- **STATED PROBLEM**
Review the material and extract every line in which the word "James" occurs.

- **Dataset items**
=-=-=

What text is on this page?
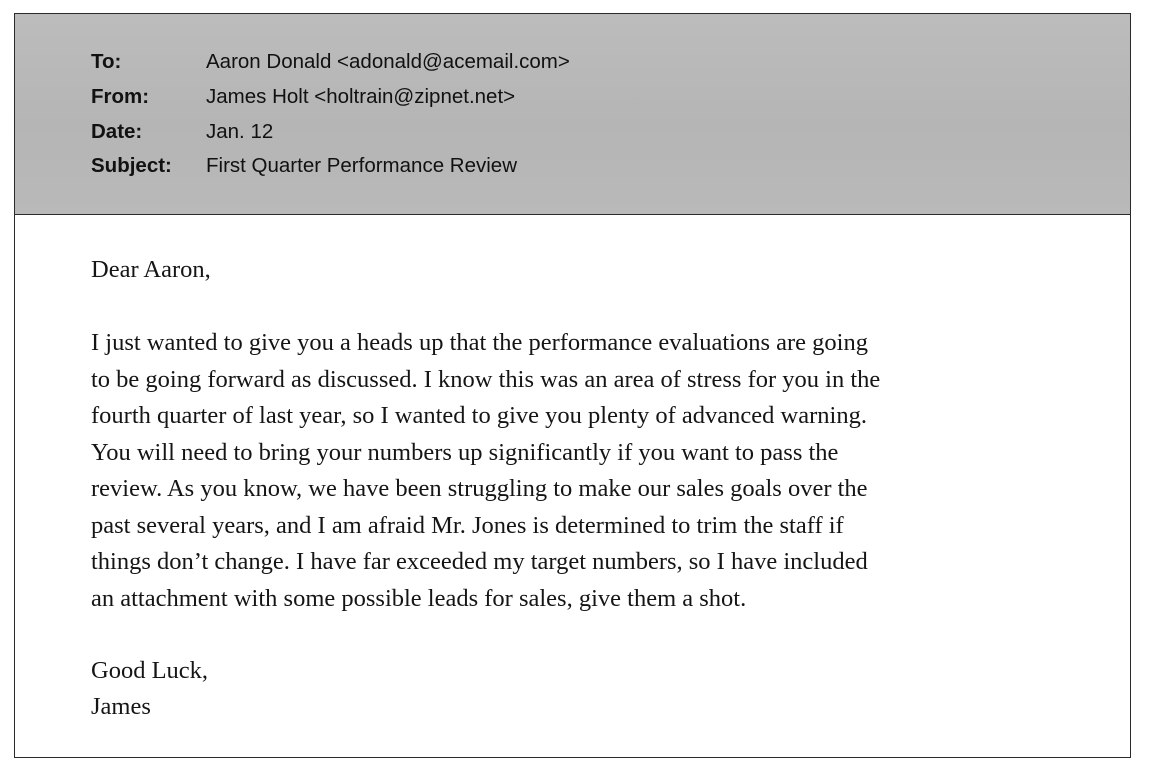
To:	Aaron Donald <adonald@acemail.com>
From:	James Holt <holtrain@zipnet.net>
Date:	Jan. 12
Subject: First Quarter Performance Review
Dear Aaron,
I just wanted to give you a heads up that the performance evaluations are going
to be going forward as discussed. I know this was an area of stress for you in the
fourth quarter of last year, so I wanted to give you plenty of advanced warning.
You will need to bring your numbers up significantly if you want to pass the
review. As you know, we have been struggling to make our sales goals over the
past several years, and I am afraid Mr. Jones is determined to trim the staff if
things don’t change. I have far exceeded my target numbers, so I have included
an attachment with some possible leads for sales, give them a shot.
Good Luck,
James
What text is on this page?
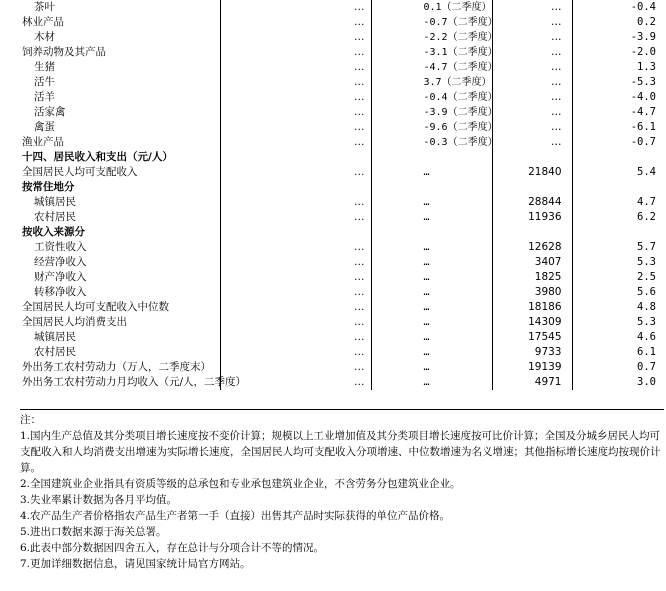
茶叶	…	0.1（二季度）	…	-0.4
林业产品	…	-0.7（二季度）	…	0.2
木材	…	-2.2（二季度）	…	-3.9
饲养动物及其产品	…	-3.1（二季度）	…	-2.0
生猪	…	-4.7（二季度）	…	1.3
活牛	…	3.7（二季度）	…	-5.3
活羊	…	-0.4（二季度）	…	-4.0
活家禽	…	-3.9（二季度）	…	-4.7
禽蛋	…	-9.6（二季度）	…	-6.1
渔业产品	…	-0.3（二季度）	…	-0.7
十四、居民收入和支出（元/人）				
全国居民人均可支配收入	…	…	21840	5.4
按常住地分				
城镇居民	…	…	28844	4.7
农村居民	…	…	11936	6.2
按收入来源分				
工资性收入	…	…	12628	5.7
经营净收入	…	…	3407	5.3
财产净收入	…	…	1825	2.5
转移净收入	…	…	3980	5.6
全国居民人均可支配收入中位数	…	…	18186	4.8
全国居民人均消费支出	…	…	14309	5.3
城镇居民	…	…	17545	4.6
农村居民	…	…	9733	6.1
外出务工农村劳动力（万人，二季度末）	…	…	19139	0.7
外出务工农村劳动力月均收入（元/人，二季度）	…	…	4971	3.0
注：
1.国内生产总值及其分类项目增长速度按不变价计算；规模以上工业增加值及其分类项目增长速度按可比价计算；全国及分城乡居民人均可支配收入和人均消费支出增速为实际增长速度，全国居民人均可支配收入分项增速、中位数增速为名义增速；其他指标增长速度均按现价计算。
2.全国建筑业企业指具有资质等级的总承包和专业承包建筑业企业，不含劳务分包建筑业企业。
3.失业率累计数据为各月平均值。
4.农产品生产者价格指农产品生产者第一手（直接）出售其产品时实际获得的单位产品价格。
5.进出口数据来源于海关总署。
6.此表中部分数据因四舍五入，存在总计与分项合计不等的情况。
7.更加详细数据信息，请见国家统计局官方网站。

=-=-=

- **EXPECTED ANSWER**
From:	James Holt <holtrain@zipnet.net>
James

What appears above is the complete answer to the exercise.